Please extract every line of the records below and copy each one word for word, without changes.

** BEGIN Given records **

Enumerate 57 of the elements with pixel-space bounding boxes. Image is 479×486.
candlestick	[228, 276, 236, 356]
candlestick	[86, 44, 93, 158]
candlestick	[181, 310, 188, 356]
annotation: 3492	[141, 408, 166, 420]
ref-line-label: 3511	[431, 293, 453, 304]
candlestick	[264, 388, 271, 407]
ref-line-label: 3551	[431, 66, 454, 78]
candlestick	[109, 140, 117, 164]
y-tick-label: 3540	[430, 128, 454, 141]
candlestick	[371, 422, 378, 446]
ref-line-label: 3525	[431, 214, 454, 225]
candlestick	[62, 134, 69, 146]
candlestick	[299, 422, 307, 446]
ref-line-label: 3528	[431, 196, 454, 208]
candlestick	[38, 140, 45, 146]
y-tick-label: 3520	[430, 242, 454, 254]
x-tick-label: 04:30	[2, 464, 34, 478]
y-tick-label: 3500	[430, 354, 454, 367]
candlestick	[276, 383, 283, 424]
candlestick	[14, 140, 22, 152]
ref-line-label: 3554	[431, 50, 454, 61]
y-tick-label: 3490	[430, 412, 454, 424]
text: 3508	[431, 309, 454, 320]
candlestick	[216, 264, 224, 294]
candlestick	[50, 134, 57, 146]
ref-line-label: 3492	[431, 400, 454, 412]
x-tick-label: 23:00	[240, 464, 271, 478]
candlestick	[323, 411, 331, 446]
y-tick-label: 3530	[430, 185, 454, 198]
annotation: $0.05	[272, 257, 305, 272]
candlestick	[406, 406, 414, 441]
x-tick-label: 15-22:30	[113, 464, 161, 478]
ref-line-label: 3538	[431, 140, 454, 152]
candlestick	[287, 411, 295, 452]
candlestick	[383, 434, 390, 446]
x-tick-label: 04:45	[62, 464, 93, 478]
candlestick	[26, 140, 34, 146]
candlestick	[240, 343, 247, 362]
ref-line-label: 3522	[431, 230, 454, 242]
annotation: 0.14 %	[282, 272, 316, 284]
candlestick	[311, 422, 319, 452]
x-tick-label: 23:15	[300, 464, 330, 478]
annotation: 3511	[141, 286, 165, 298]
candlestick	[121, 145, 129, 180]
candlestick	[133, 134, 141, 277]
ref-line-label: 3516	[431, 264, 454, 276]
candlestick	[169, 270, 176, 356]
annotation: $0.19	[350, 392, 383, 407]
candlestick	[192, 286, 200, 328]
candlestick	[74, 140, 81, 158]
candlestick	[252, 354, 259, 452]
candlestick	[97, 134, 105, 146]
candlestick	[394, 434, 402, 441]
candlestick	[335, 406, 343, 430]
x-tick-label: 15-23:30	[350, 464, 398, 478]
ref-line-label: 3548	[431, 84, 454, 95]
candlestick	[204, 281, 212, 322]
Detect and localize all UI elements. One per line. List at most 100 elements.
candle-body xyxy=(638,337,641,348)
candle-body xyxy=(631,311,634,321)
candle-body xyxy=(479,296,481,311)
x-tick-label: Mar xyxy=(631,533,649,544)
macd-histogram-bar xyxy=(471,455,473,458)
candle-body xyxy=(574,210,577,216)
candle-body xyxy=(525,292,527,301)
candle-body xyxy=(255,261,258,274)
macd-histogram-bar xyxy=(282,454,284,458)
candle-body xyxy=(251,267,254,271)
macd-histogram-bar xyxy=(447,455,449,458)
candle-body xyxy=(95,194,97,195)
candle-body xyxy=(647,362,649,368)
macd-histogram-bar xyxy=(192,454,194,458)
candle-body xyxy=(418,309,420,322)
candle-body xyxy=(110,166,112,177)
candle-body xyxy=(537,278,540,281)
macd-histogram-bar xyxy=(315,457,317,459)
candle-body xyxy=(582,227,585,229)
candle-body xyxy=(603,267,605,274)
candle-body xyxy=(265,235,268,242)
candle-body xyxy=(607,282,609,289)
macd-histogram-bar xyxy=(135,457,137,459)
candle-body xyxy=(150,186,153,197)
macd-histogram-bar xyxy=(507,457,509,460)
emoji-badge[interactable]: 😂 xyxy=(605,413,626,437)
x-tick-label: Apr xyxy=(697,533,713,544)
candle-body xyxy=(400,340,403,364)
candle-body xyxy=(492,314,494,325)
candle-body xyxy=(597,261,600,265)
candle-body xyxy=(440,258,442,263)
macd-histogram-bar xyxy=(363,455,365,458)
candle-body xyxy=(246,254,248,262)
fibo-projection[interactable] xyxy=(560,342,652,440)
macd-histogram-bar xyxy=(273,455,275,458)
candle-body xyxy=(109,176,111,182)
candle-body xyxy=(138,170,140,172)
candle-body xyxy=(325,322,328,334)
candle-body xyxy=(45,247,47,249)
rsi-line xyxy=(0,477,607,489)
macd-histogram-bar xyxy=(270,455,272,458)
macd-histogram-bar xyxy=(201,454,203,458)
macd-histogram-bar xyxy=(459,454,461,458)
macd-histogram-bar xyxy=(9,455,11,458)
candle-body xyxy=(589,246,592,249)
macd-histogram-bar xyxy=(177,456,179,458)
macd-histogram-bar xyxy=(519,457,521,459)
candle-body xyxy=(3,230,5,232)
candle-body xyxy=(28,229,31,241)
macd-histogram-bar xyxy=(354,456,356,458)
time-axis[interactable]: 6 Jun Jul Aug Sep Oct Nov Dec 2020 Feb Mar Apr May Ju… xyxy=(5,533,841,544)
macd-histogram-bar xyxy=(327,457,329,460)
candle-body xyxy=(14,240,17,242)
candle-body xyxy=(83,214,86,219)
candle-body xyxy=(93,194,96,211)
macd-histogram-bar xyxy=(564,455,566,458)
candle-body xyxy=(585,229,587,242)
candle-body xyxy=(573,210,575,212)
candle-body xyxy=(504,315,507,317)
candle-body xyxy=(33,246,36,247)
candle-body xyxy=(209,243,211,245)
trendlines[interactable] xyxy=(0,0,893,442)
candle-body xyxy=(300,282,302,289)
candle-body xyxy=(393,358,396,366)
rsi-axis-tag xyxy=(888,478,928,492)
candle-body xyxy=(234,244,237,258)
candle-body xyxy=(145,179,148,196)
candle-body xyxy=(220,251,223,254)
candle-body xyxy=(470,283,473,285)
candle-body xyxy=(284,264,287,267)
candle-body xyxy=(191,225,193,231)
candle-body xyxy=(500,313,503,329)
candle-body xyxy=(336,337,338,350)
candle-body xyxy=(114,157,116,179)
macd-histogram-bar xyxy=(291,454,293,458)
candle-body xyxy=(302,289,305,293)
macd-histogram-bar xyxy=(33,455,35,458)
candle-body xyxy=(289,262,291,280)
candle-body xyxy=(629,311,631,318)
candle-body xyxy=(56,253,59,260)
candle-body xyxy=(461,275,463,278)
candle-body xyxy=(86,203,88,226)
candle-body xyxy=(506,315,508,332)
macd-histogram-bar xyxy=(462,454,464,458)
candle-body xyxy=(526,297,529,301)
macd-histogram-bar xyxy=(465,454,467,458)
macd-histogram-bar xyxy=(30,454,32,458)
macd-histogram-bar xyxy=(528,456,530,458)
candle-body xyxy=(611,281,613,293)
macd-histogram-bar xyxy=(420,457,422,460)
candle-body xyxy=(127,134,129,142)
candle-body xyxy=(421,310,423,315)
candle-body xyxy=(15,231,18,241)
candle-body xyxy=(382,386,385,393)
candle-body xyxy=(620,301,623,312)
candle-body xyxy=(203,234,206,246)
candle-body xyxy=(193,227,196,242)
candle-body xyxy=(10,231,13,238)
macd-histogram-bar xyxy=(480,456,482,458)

** END Given records **

Finished exercise:
Enumerate 57 of the elements with pixel-space bounding boxes. Image is 479×486.
candlestick	[228, 276, 236, 356]
candlestick	[86, 44, 93, 158]
candlestick	[181, 310, 188, 356]
annotation: 3492	[141, 408, 166, 420]
ref-line-label: 3511	[431, 293, 453, 304]
candlestick	[264, 388, 271, 407]
ref-line-label: 3551	[431, 66, 454, 78]
candlestick	[109, 140, 117, 164]
y-tick-label: 3540	[430, 128, 454, 141]
candlestick	[371, 422, 378, 446]
ref-line-label: 3525	[431, 214, 454, 225]
candlestick	[62, 134, 69, 146]
candlestick	[299, 422, 307, 446]
ref-line-label: 3528	[431, 196, 454, 208]
candlestick	[38, 140, 45, 146]
y-tick-label: 3520	[430, 242, 454, 254]
x-tick-label: 04:30	[2, 464, 34, 478]
y-tick-label: 3500	[430, 354, 454, 367]
candlestick	[276, 383, 283, 424]
candlestick	[14, 140, 22, 152]
ref-line-label: 3554	[431, 50, 454, 61]
y-tick-label: 3490	[430, 412, 454, 424]
text: 3508	[431, 309, 454, 320]
candlestick	[216, 264, 224, 294]
candlestick	[50, 134, 57, 146]
ref-line-label: 3492	[431, 400, 454, 412]
x-tick-label: 23:00	[240, 464, 271, 478]
candlestick	[323, 411, 331, 446]
y-tick-label: 3530	[430, 185, 454, 198]
annotation: $0.05	[272, 257, 305, 272]
candlestick	[406, 406, 414, 441]
x-tick-label: 15-22:30	[113, 464, 161, 478]
ref-line-label: 3538	[431, 140, 454, 152]
candlestick	[287, 411, 295, 452]
candlestick	[383, 434, 390, 446]
x-tick-label: 04:45	[62, 464, 93, 478]
candlestick	[26, 140, 34, 146]
candlestick	[240, 343, 247, 362]
ref-line-label: 3522	[431, 230, 454, 242]
annotation: 0.14 %	[282, 272, 316, 284]
candlestick	[311, 422, 319, 452]
x-tick-label: 23:15	[300, 464, 330, 478]
annotation: 3511	[141, 286, 165, 298]
candlestick	[121, 145, 129, 180]
candlestick	[133, 134, 141, 277]
ref-line-label: 3516	[431, 264, 454, 276]
candlestick	[169, 270, 176, 356]
annotation: $0.19	[350, 392, 383, 407]
candlestick	[192, 286, 200, 328]
candlestick	[74, 140, 81, 158]
candlestick	[252, 354, 259, 452]
candlestick	[97, 134, 105, 146]
candlestick	[394, 434, 402, 441]
candlestick	[335, 406, 343, 430]
x-tick-label: 15-23:30	[350, 464, 398, 478]
ref-line-label: 3548	[431, 84, 454, 95]
candlestick	[204, 281, 212, 322]
Detect and localize all UI elements. One per line. List at most 100 elements.
candle-body xyxy=(638,337,641,348)
candle-body xyxy=(631,311,634,321)
candle-body xyxy=(479,296,481,311)
x-tick-label: Mar xyxy=(631,533,649,544)
macd-histogram-bar xyxy=(471,455,473,458)
candle-body xyxy=(574,210,577,216)
candle-body xyxy=(525,292,527,301)
candle-body xyxy=(255,261,258,274)
macd-histogram-bar xyxy=(282,454,284,458)
candle-body xyxy=(251,267,254,271)
macd-histogram-bar xyxy=(447,455,449,458)
candle-body xyxy=(95,194,97,195)
candle-body xyxy=(647,362,649,368)
macd-histogram-bar xyxy=(192,454,194,458)
candle-body xyxy=(418,309,420,322)
candle-body xyxy=(110,166,112,177)
candle-body xyxy=(537,278,540,281)
macd-histogram-bar xyxy=(315,457,317,459)
candle-body xyxy=(582,227,585,229)
candle-body xyxy=(603,267,605,274)
candle-body xyxy=(265,235,268,242)
candle-body xyxy=(607,282,609,289)
macd-histogram-bar xyxy=(135,457,137,459)
candle-body xyxy=(150,186,153,197)
macd-histogram-bar xyxy=(507,457,509,460)
emoji-badge[interactable]: 😂 xyxy=(605,413,626,437)
x-tick-label: Apr xyxy=(697,533,713,544)
candle-body xyxy=(400,340,403,364)
candle-body xyxy=(492,314,494,325)
candle-body xyxy=(597,261,600,265)
candle-body xyxy=(440,258,442,263)
macd-histogram-bar xyxy=(363,455,365,458)
candle-body xyxy=(246,254,248,262)
fibo-projection[interactable] xyxy=(560,342,652,440)
macd-histogram-bar xyxy=(273,455,275,458)
candle-body xyxy=(109,176,111,182)
candle-body xyxy=(138,170,140,172)
candle-body xyxy=(325,322,328,334)
candle-body xyxy=(45,247,47,249)
rsi-line xyxy=(0,477,607,489)
macd-histogram-bar xyxy=(270,455,272,458)
macd-histogram-bar xyxy=(201,454,203,458)
macd-histogram-bar xyxy=(459,454,461,458)
macd-histogram-bar xyxy=(9,455,11,458)
candle-body xyxy=(589,246,592,249)
macd-histogram-bar xyxy=(177,456,179,458)
macd-histogram-bar xyxy=(519,457,521,459)
candle-body xyxy=(3,230,5,232)
candle-body xyxy=(28,229,31,241)
macd-histogram-bar xyxy=(354,456,356,458)
time-axis[interactable]: 6 Jun Jul Aug Sep Oct Nov Dec 2020 Feb Mar Apr May Ju… xyxy=(5,533,841,544)
macd-histogram-bar xyxy=(327,457,329,460)
candle-body xyxy=(14,240,17,242)
candle-body xyxy=(83,214,86,219)
candle-body xyxy=(93,194,96,211)
macd-histogram-bar xyxy=(564,455,566,458)
candle-body xyxy=(585,229,587,242)
candle-body xyxy=(573,210,575,212)
candle-body xyxy=(504,315,507,317)
candle-body xyxy=(33,246,36,247)
candle-body xyxy=(209,243,211,245)
trendlines[interactable] xyxy=(0,0,893,442)
candle-body xyxy=(300,282,302,289)
candle-body xyxy=(393,358,396,366)
rsi-axis-tag xyxy=(888,478,928,492)
candle-body xyxy=(234,244,237,258)
candle-body xyxy=(145,179,148,196)
candle-body xyxy=(220,251,223,254)
candle-body xyxy=(470,283,473,285)
candle-body xyxy=(284,264,287,267)
candle-body xyxy=(191,225,193,231)
candle-body xyxy=(500,313,503,329)
candle-body xyxy=(336,337,338,350)
candle-body xyxy=(114,157,116,179)
macd-histogram-bar xyxy=(291,454,293,458)
candle-body xyxy=(302,289,305,293)
macd-histogram-bar xyxy=(33,455,35,458)
candle-body xyxy=(289,262,291,280)
candle-body xyxy=(629,311,631,318)
candle-body xyxy=(56,253,59,260)
candle-body xyxy=(461,275,463,278)
candle-body xyxy=(86,203,88,226)
candle-body xyxy=(506,315,508,332)
macd-histogram-bar xyxy=(462,454,464,458)
candle-body xyxy=(526,297,529,301)
macd-histogram-bar xyxy=(465,454,467,458)
macd-histogram-bar xyxy=(30,454,32,458)
macd-histogram-bar xyxy=(528,456,530,458)
candle-body xyxy=(611,281,613,293)
macd-histogram-bar xyxy=(420,457,422,460)
candle-body xyxy=(127,134,129,142)
candle-body xyxy=(421,310,423,315)
candle-body xyxy=(15,231,18,241)
candle-body xyxy=(382,386,385,393)
candle-body xyxy=(620,301,623,312)
candle-body xyxy=(203,234,206,246)
candle-body xyxy=(193,227,196,242)
candle-body xyxy=(10,231,13,238)
macd-histogram-bar xyxy=(480,456,482,458)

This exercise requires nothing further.